§ EXERCISE AIM
Copy every line of the material below word for word.

Recorded data:
+ + + + + + +

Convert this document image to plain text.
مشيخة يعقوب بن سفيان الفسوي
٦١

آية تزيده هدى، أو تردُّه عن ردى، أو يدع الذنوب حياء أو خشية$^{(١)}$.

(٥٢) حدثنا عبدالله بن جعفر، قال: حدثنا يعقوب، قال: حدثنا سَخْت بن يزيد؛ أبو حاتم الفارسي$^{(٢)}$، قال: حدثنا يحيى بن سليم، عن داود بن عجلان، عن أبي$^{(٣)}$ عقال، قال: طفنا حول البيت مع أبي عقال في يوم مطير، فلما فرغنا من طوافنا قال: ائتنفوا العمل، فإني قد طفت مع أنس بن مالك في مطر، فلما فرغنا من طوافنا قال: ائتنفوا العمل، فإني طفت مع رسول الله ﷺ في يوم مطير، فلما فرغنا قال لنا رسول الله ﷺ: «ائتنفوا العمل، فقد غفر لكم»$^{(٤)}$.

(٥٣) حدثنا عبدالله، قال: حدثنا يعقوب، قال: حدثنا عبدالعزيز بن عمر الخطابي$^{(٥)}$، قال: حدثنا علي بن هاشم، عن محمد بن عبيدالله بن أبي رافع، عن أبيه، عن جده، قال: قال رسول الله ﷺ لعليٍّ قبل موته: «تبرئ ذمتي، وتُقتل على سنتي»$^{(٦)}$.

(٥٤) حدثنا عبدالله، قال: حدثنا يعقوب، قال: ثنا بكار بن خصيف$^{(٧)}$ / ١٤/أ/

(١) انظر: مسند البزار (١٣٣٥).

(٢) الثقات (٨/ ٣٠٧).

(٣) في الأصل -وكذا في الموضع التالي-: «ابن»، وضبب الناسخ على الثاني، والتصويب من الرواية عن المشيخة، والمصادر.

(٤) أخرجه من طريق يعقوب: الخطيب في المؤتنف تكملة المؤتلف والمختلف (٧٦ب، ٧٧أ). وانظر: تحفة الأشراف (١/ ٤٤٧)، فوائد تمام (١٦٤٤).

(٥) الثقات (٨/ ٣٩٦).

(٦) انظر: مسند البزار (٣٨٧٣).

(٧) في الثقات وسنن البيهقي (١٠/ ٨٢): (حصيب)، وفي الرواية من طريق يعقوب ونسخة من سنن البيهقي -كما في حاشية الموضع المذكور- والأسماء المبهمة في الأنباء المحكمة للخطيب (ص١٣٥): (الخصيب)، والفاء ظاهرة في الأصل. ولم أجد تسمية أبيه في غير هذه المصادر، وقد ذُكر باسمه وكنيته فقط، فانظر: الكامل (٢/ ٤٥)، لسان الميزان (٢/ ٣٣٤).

+ + + + + + +

§ RESPONSE TO THE TASK
Convert this document image to plain text.
مشيخة يعقوب بن سفيان الفسوي
٦١

آية تزيده هدى، أو تردُّه عن ردى، أو يدع الذنوب حياء أو خشية$^{(١)}$.

(٥٢) حدثنا عبدالله بن جعفر، قال: حدثنا يعقوب، قال: حدثنا سَخْت بن يزيد؛ أبو حاتم الفارسي$^{(٢)}$، قال: حدثنا يحيى بن سليم، عن داود بن عجلان، عن أبي$^{(٣)}$ عقال، قال: طفنا حول البيت مع أبي عقال في يوم مطير، فلما فرغنا من طوافنا قال: ائتنفوا العمل، فإني قد طفت مع أنس بن مالك في مطر، فلما فرغنا من طوافنا قال: ائتنفوا العمل، فإني طفت مع رسول الله ﷺ في يوم مطير، فلما فرغنا قال لنا رسول الله ﷺ: «ائتنفوا العمل، فقد غفر لكم»$^{(٤)}$.

(٥٣) حدثنا عبدالله، قال: حدثنا يعقوب، قال: حدثنا عبدالعزيز بن عمر الخطابي$^{(٥)}$، قال: حدثنا علي بن هاشم، عن محمد بن عبيدالله بن أبي رافع، عن أبيه، عن جده، قال: قال رسول الله ﷺ لعليٍّ قبل موته: «تبرئ ذمتي، وتُقتل على سنتي»$^{(٦)}$.

(٥٤) حدثنا عبدالله، قال: حدثنا يعقوب، قال: ثنا بكار بن خصيف$^{(٧)}$ / ١٤/أ/

(١) انظر: مسند البزار (١٣٣٥).

(٢) الثقات (٨/ ٣٠٧).

(٣) في الأصل -وكذا في الموضع التالي-: «ابن»، وضبب الناسخ على الثاني، والتصويب من الرواية عن المشيخة، والمصادر.

(٤) أخرجه من طريق يعقوب: الخطيب في المؤتنف تكملة المؤتلف والمختلف (٧٦ب، ٧٧أ). وانظر: تحفة الأشراف (١/ ٤٤٧)، فوائد تمام (١٦٤٤).

(٥) الثقات (٨/ ٣٩٦).

(٦) انظر: مسند البزار (٣٨٧٣).

(٧) في الثقات وسنن البيهقي (١٠/ ٨٢): (حصيب)، وفي الرواية من طريق يعقوب ونسخة من سنن البيهقي -كما في حاشية الموضع المذكور- والأسماء المبهمة في الأنباء المحكمة للخطيب (ص١٣٥): (الخصيب)، والفاء ظاهرة في الأصل. ولم أجد تسمية أبيه في غير هذه المصادر، وقد ذُكر باسمه وكنيته فقط، فانظر: الكامل (٢/ ٤٥)، لسان الميزان (٢/ ٣٣٤).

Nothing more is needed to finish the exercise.